╭─ Provided information

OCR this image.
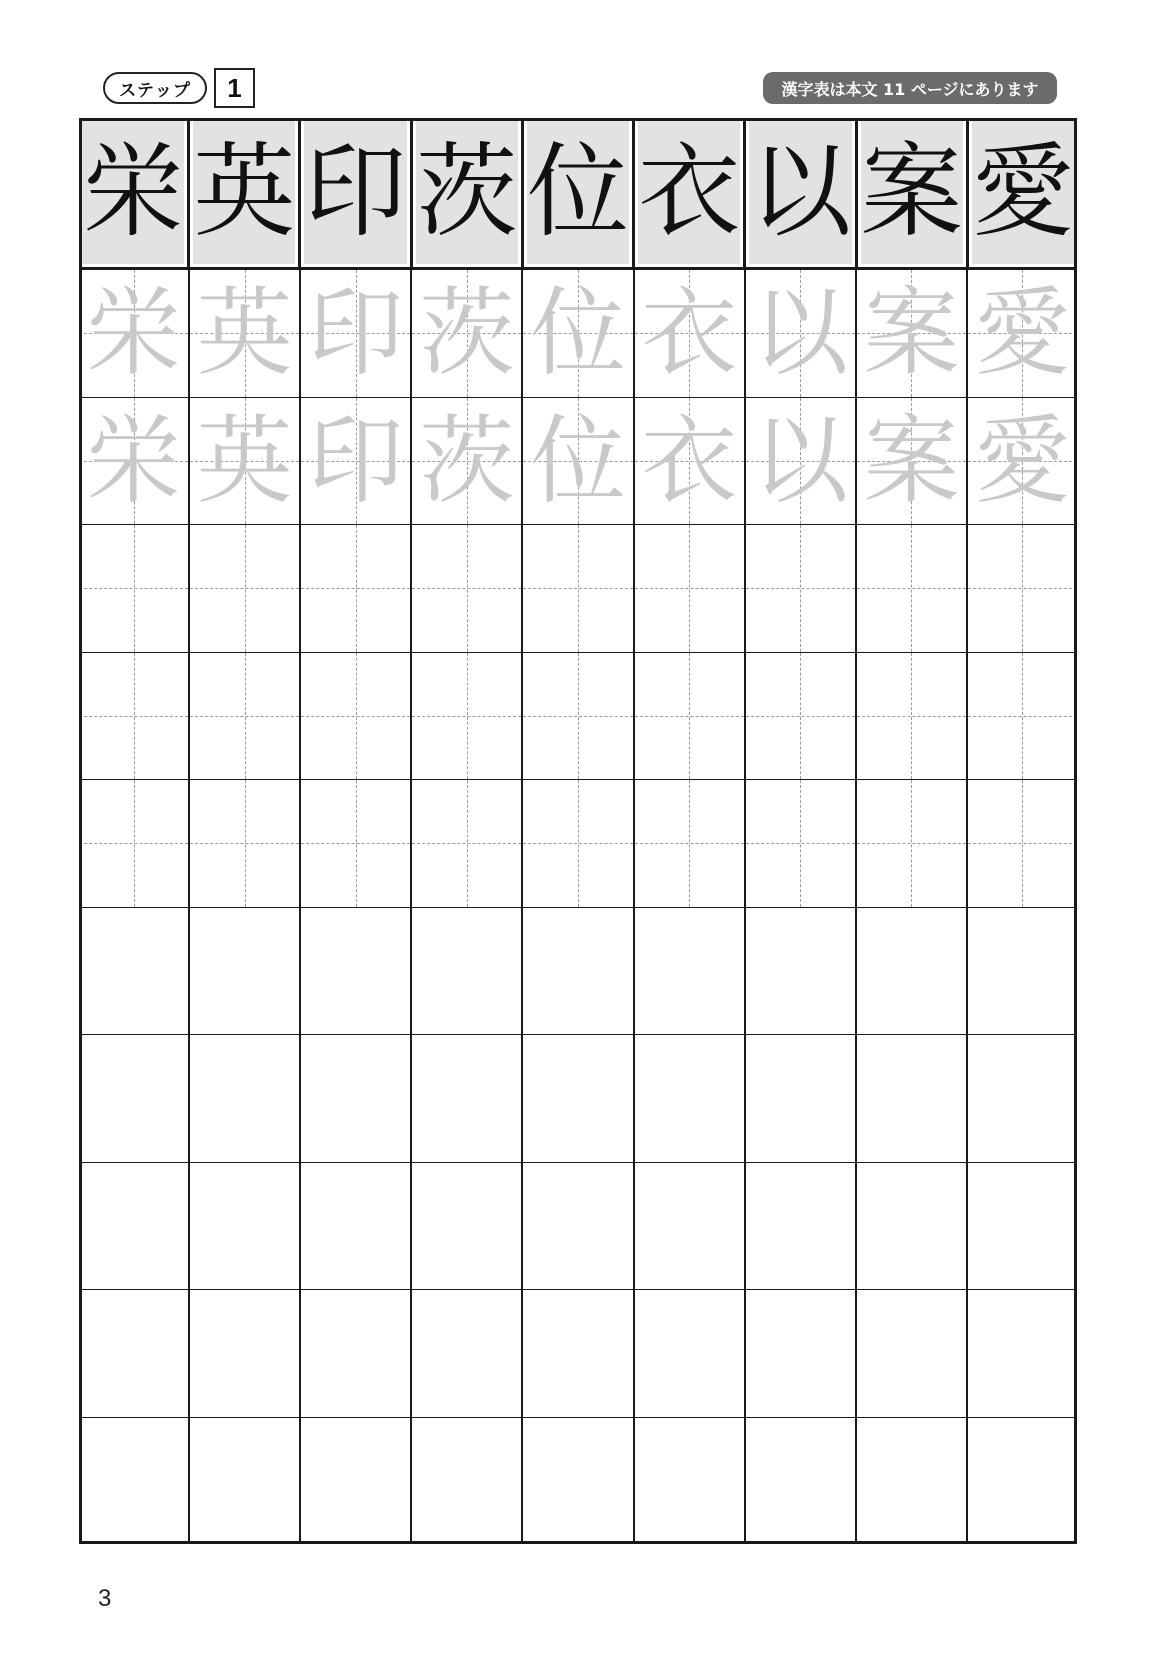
ステップ	1	漢字表は本文 11 ページにあります
栄 英 印 茨 位 衣 以 案 愛
栄 英 印 茨 位 衣 以 案 愛
栄 英 印 茨 位 衣 以 案 愛
3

╰─

**Given exercise:**
Using the data above, write out every line exactly, leaving the images behind.

**Correct result:**
OCR this image.
ステップ	1	漢字表は本文 11 ページにあります
栄 英 印 茨 位 衣 以 案 愛
栄 英 印 茨 位 衣 以 案 愛
栄 英 印 茨 位 衣 以 案 愛
3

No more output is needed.